PROBLEM DETAILS |
Pick out the lines below that contain the string "image" and copy them all.

(A run of records)
#####
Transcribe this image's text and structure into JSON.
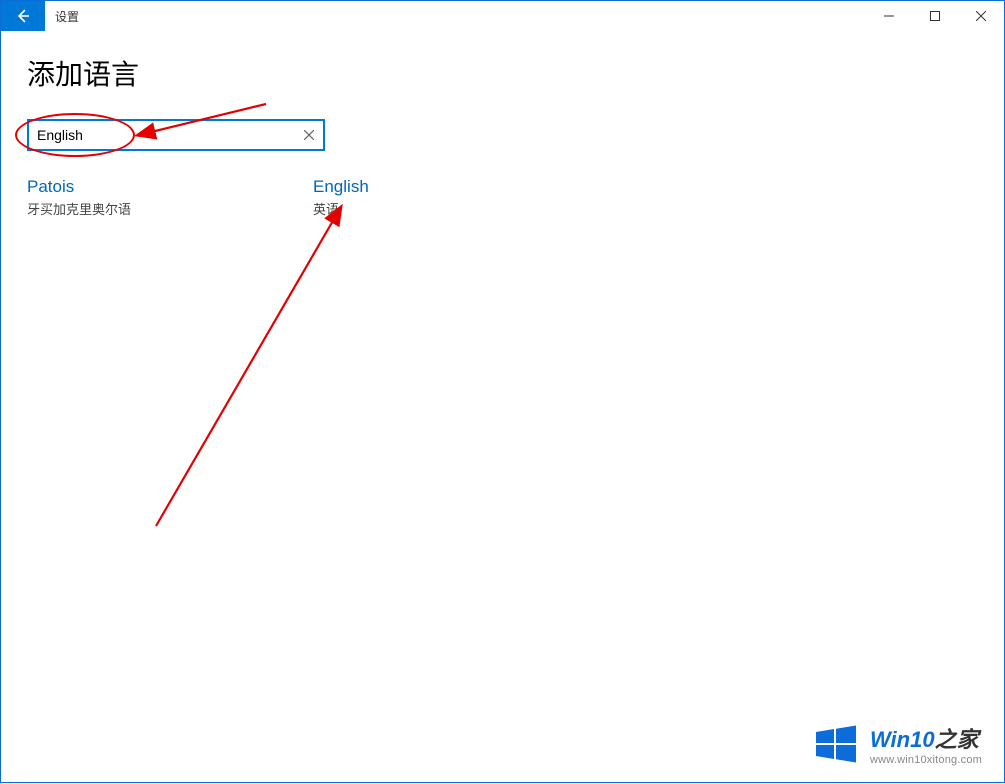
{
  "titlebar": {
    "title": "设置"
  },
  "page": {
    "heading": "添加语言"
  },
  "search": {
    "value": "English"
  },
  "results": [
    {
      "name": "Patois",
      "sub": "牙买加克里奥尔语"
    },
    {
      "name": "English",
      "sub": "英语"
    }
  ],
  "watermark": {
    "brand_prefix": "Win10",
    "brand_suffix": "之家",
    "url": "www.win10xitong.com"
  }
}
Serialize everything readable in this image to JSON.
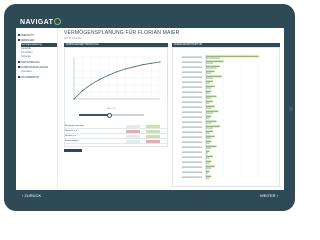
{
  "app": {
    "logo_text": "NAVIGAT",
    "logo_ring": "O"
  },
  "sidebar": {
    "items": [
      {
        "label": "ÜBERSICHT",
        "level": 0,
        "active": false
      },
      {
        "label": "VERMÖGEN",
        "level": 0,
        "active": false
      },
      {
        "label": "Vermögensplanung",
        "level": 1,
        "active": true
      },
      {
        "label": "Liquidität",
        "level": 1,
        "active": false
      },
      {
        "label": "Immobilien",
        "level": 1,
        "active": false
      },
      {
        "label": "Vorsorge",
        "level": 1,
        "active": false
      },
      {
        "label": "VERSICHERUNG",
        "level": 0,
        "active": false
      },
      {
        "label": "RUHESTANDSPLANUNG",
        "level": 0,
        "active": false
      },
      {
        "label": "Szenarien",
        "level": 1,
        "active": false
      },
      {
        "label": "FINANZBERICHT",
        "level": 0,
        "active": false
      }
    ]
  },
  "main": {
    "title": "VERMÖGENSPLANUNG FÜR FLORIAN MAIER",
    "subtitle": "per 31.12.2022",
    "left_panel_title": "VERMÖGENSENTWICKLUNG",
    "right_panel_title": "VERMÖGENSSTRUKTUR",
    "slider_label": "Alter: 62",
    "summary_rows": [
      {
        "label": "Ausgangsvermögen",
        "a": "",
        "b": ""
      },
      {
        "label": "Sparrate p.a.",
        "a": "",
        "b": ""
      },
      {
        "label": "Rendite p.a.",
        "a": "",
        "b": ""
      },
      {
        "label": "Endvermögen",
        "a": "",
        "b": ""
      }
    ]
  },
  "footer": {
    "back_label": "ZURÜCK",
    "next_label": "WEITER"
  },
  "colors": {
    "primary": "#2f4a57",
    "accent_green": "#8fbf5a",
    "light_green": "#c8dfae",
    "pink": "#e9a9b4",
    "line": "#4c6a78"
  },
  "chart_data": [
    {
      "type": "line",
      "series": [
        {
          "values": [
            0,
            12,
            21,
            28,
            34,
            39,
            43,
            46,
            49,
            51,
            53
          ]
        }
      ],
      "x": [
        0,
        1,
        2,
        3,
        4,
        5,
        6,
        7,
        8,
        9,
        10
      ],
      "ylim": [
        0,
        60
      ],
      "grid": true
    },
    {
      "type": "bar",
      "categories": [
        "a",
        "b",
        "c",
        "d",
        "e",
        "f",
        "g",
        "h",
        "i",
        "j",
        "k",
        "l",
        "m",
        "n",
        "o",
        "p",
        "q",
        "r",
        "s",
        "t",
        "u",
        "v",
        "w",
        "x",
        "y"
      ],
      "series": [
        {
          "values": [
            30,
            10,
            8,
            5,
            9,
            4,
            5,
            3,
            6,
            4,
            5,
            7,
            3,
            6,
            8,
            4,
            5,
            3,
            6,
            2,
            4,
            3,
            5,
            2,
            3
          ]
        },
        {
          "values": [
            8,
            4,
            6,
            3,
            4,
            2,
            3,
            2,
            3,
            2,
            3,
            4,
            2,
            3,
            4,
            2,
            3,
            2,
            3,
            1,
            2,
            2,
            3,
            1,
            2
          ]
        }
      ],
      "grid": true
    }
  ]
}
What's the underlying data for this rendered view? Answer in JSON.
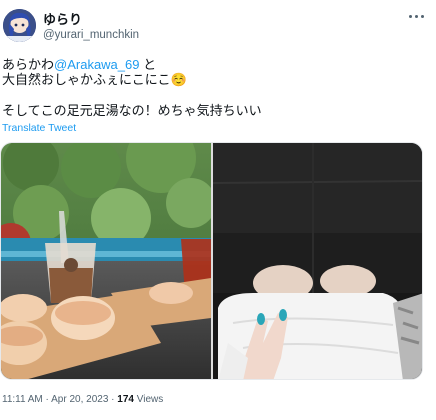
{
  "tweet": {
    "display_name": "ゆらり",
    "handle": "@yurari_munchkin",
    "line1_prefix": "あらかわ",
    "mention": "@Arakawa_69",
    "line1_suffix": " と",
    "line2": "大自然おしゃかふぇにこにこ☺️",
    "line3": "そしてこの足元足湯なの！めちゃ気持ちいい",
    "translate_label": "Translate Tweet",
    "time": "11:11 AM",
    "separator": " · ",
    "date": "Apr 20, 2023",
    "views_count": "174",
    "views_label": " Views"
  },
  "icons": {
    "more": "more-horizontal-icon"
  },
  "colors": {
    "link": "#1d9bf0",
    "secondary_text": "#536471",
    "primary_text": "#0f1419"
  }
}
#####
COMPLETE OUTPUT |
Transcribe this image's text and structure into JSON.
Serialize everything readable in this image to JSON.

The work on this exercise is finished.